**WHAT THE TASK REQUIRES:** Exactly reproduce each record listed below.

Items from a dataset
------
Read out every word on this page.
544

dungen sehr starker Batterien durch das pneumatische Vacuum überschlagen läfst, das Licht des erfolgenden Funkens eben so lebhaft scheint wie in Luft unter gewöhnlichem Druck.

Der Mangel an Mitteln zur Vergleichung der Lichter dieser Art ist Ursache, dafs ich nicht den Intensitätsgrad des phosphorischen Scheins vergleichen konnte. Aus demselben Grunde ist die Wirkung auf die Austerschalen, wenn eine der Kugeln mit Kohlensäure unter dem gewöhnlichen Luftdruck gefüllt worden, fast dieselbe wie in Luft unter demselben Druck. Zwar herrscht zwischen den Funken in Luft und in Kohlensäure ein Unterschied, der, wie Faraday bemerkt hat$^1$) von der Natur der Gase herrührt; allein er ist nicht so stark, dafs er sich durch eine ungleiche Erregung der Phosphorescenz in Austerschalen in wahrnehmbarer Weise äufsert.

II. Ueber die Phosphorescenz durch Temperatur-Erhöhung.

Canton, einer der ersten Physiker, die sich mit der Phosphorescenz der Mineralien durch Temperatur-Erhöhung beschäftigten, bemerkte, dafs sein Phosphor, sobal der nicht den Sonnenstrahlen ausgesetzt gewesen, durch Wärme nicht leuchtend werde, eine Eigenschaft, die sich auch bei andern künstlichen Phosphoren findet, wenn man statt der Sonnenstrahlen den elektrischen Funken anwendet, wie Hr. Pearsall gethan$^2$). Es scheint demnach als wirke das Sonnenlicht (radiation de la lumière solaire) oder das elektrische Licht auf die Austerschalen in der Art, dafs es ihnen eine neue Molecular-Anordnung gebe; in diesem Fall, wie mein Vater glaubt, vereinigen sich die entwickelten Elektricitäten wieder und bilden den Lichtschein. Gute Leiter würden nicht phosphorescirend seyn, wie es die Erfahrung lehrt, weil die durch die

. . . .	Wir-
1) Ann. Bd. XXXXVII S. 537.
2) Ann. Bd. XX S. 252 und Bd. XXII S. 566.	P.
------
**EXERCISE RESULT:**
Read out every word on this page.
544

dungen sehr starker Batterien durch das pneumatische Vacuum überschlagen läfst, das Licht des erfolgenden Funkens eben so lebhaft scheint wie in Luft unter gewöhnlichem Druck.

Der Mangel an Mitteln zur Vergleichung der Lichter dieser Art ist Ursache, dafs ich nicht den Intensitätsgrad des phosphorischen Scheins vergleichen konnte. Aus demselben Grunde ist die Wirkung auf die Austerschalen, wenn eine der Kugeln mit Kohlensäure unter dem gewöhnlichen Luftdruck gefüllt worden, fast dieselbe wie in Luft unter demselben Druck. Zwar herrscht zwischen den Funken in Luft und in Kohlensäure ein Unterschied, der, wie Faraday bemerkt hat$^1$) von der Natur der Gase herrührt; allein er ist nicht so stark, dafs er sich durch eine ungleiche Erregung der Phosphorescenz in Austerschalen in wahrnehmbarer Weise äufsert.

II. Ueber die Phosphorescenz durch Temperatur-Erhöhung.

Canton, einer der ersten Physiker, die sich mit der Phosphorescenz der Mineralien durch Temperatur-Erhöhung beschäftigten, bemerkte, dafs sein Phosphor, sobal der nicht den Sonnenstrahlen ausgesetzt gewesen, durch Wärme nicht leuchtend werde, eine Eigenschaft, die sich auch bei andern künstlichen Phosphoren findet, wenn man statt der Sonnenstrahlen den elektrischen Funken anwendet, wie Hr. Pearsall gethan$^2$). Es scheint demnach als wirke das Sonnenlicht (radiation de la lumière solaire) oder das elektrische Licht auf die Austerschalen in der Art, dafs es ihnen eine neue Molecular-Anordnung gebe; in diesem Fall, wie mein Vater glaubt, vereinigen sich die entwickelten Elektricitäten wieder und bilden den Lichtschein. Gute Leiter würden nicht phosphorescirend seyn, wie es die Erfahrung lehrt, weil die durch die

. . . .	Wir-
1) Ann. Bd. XXXXVII S. 537.
2) Ann. Bd. XX S. 252 und Bd. XXII S. 566.	P.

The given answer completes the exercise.